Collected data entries
━━━━━━━━━━━━━━━━━━━━

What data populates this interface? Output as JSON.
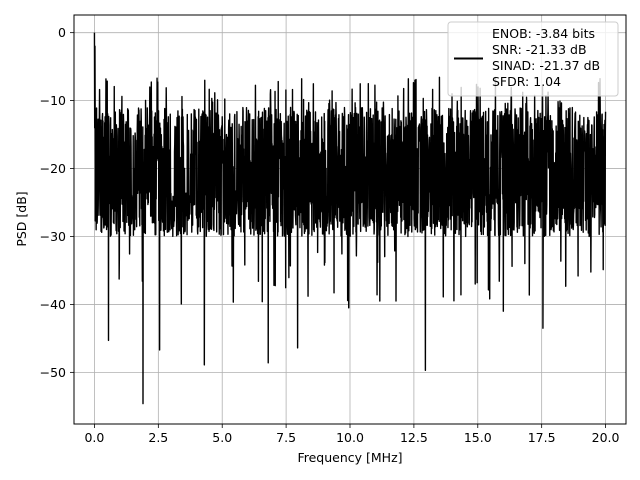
{
  "chart_data": {
    "type": "line",
    "title": "",
    "xlabel": "Frequency [MHz]",
    "ylabel": "PSD [dB]",
    "xlim": [
      -0.8,
      20.8
    ],
    "ylim": [
      -57.6,
      2.6
    ],
    "xticks": [
      0.0,
      2.5,
      5.0,
      7.5,
      10.0,
      12.5,
      15.0,
      17.5,
      20.0
    ],
    "xtick_labels": [
      "0.0",
      "2.5",
      "5.0",
      "7.5",
      "10.0",
      "12.5",
      "15.0",
      "17.5",
      "20.0"
    ],
    "yticks": [
      0,
      -10,
      -20,
      -30,
      -40,
      -50
    ],
    "ytick_labels": [
      "0",
      "−10",
      "−20",
      "−30",
      "−40",
      "−50"
    ],
    "grid": true,
    "legend_position": "top-right",
    "legend_lines": [
      "ENOB: -3.84 bits",
      "SNR: -21.33 dB",
      "SINAD: -21.37 dB",
      "SFDR: 1.04"
    ],
    "line_color": "#000000",
    "series": [
      {
        "x_start": 0.0,
        "x_end": 20.0,
        "noise_floor_mean": -19.5,
        "noise_floor_range": [
          -30,
          -11
        ],
        "peak_envelope_max": -6.5,
        "dc_peak": [
          0.0,
          0.0
        ],
        "notable_minima": [
          [
            1.9,
            -54.6
          ],
          [
            0.55,
            -45.3
          ],
          [
            2.55,
            -46.7
          ],
          [
            4.3,
            -48.9
          ],
          [
            6.8,
            -48.6
          ],
          [
            7.95,
            -46.4
          ],
          [
            12.95,
            -49.7
          ],
          [
            9.95,
            -40.5
          ],
          [
            11.8,
            -39.5
          ],
          [
            17.55,
            -43.5
          ],
          [
            14.9,
            -37.0
          ],
          [
            16.0,
            -41.0
          ]
        ]
      }
    ]
  }
}
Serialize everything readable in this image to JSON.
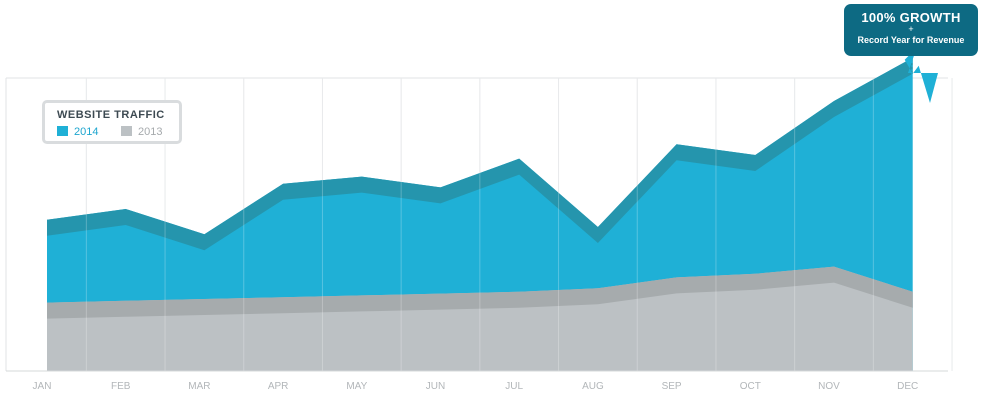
{
  "chart_data": {
    "type": "area",
    "categories": [
      "JAN",
      "FEB",
      "MAR",
      "APR",
      "MAY",
      "JUN",
      "JUL",
      "AUG",
      "SEP",
      "OCT",
      "NOV",
      "DEC"
    ],
    "ylim": [
      0,
      100
    ],
    "grid": true,
    "legend": {
      "title": "WEBSITE TRAFFIC",
      "placement": "top-left",
      "entries": [
        {
          "label": "2014",
          "color": "#1fb0d6"
        },
        {
          "label": "2013",
          "color": "#bcc1c4"
        }
      ]
    },
    "series": [
      {
        "name": "2014",
        "color": "#1fb0d6",
        "edge_color": "#2595ad",
        "values": [
          42,
          45,
          38,
          52,
          54,
          51,
          59,
          40,
          63,
          60,
          75,
          87
        ]
      },
      {
        "name": "2013",
        "color": "#bcc1c4",
        "edge_color": "#a6abad",
        "values": [
          19,
          19.5,
          20,
          20.5,
          21,
          21.5,
          22,
          23,
          26,
          27,
          29,
          22
        ]
      }
    ],
    "annotation": {
      "title": "100% GROWTH",
      "plus": "+",
      "text": "Record Year for Revenue",
      "color": "#0d6a83"
    }
  }
}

━━━━━━━━━━━━━━━━━━━━

#### WRITTEN REQUEST
Search the listing for the word "title". Copy every line in which it occurs.

#### TASK RESPONSE
    "title": "",
      "title": "WEBSITE TRAFFIC",
      "title": "100% GROWTH",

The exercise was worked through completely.